▶ **Exercise task**
Exactly as written, quote every line that follows, skipping the images.

▶ **Provided entries**
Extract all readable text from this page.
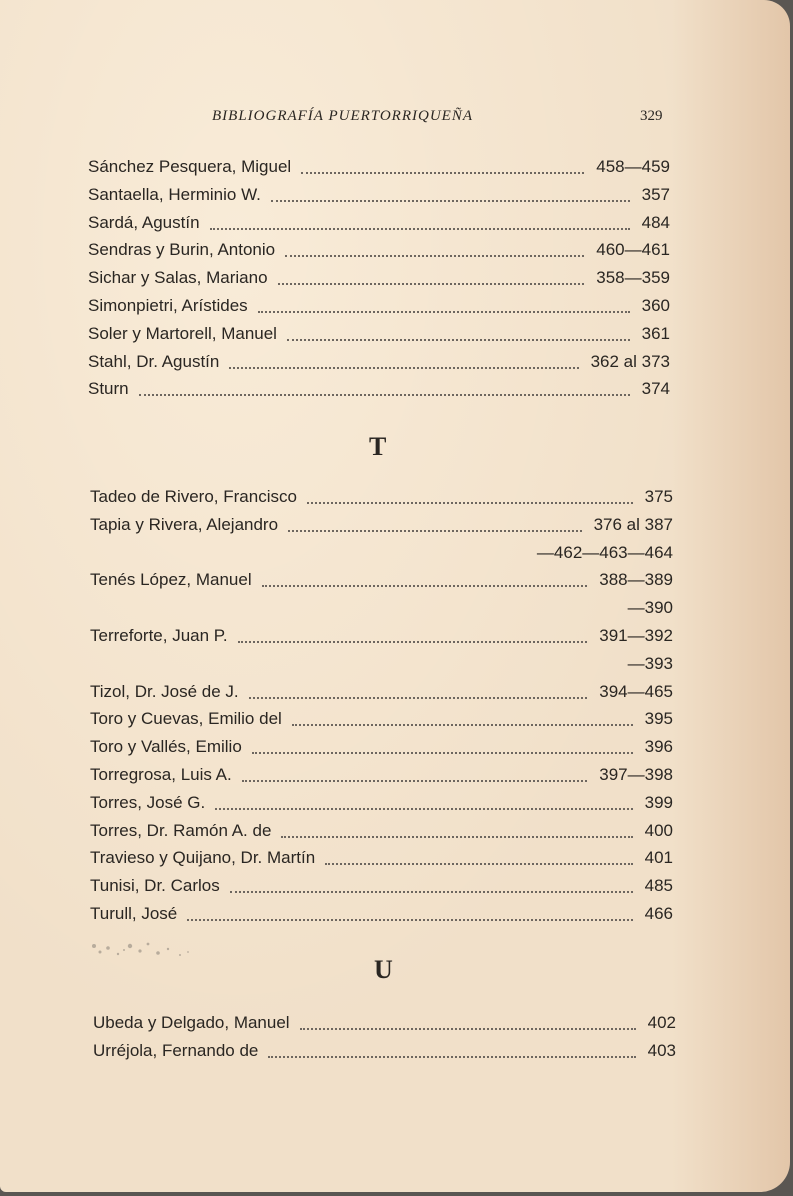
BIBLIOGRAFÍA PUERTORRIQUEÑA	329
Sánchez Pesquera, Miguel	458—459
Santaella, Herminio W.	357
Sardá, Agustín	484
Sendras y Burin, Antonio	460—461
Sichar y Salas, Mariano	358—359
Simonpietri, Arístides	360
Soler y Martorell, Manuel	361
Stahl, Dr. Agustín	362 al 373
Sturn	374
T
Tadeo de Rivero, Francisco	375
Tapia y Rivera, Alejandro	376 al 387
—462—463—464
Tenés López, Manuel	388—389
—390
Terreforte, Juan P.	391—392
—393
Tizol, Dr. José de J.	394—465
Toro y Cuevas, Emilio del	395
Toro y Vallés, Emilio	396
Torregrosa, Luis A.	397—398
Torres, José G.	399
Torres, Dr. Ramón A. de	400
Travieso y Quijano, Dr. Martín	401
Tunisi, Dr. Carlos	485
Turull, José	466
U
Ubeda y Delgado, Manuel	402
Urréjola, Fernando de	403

▶ **Response**
Extract all readable text from this page.
BIBLIOGRAFÍA PUERTORRIQUEÑA	329
Sánchez Pesquera, Miguel	458—459
Santaella, Herminio W.	357
Sardá, Agustín	484
Sendras y Burin, Antonio	460—461
Sichar y Salas, Mariano	358—359
Simonpietri, Arístides	360
Soler y Martorell, Manuel	361
Stahl, Dr. Agustín	362 al 373
Sturn	374
T
Tadeo de Rivero, Francisco	375
Tapia y Rivera, Alejandro	376 al 387
—462—463—464
Tenés López, Manuel	388—389
—390
Terreforte, Juan P.	391—392
—393
Tizol, Dr. José de J.	394—465
Toro y Cuevas, Emilio del	395
Toro y Vallés, Emilio	396
Torregrosa, Luis A.	397—398
Torres, José G.	399
Torres, Dr. Ramón A. de	400
Travieso y Quijano, Dr. Martín	401
Tunisi, Dr. Carlos	485
Turull, José	466
U
Ubeda y Delgado, Manuel	402
Urréjola, Fernando de	403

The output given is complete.